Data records
================

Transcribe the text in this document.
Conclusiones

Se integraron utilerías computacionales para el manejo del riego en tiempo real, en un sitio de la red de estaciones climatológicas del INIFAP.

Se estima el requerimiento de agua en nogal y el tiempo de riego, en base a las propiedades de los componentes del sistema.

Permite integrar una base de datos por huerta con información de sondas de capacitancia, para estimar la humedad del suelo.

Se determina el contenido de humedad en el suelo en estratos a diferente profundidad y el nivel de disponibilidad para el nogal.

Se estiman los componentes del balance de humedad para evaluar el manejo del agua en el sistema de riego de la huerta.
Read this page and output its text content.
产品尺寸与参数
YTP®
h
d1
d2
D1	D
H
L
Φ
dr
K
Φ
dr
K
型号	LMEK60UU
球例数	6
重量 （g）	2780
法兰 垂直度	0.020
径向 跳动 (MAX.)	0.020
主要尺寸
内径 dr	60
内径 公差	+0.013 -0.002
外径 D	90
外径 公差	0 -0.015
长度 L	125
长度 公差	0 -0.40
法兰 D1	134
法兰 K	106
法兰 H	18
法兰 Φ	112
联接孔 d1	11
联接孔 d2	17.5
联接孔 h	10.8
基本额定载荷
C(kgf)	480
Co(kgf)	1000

================

REQUIREMENTS
Answer with one number: how many lines in the listing hold "this".

CORRECT RESULT
2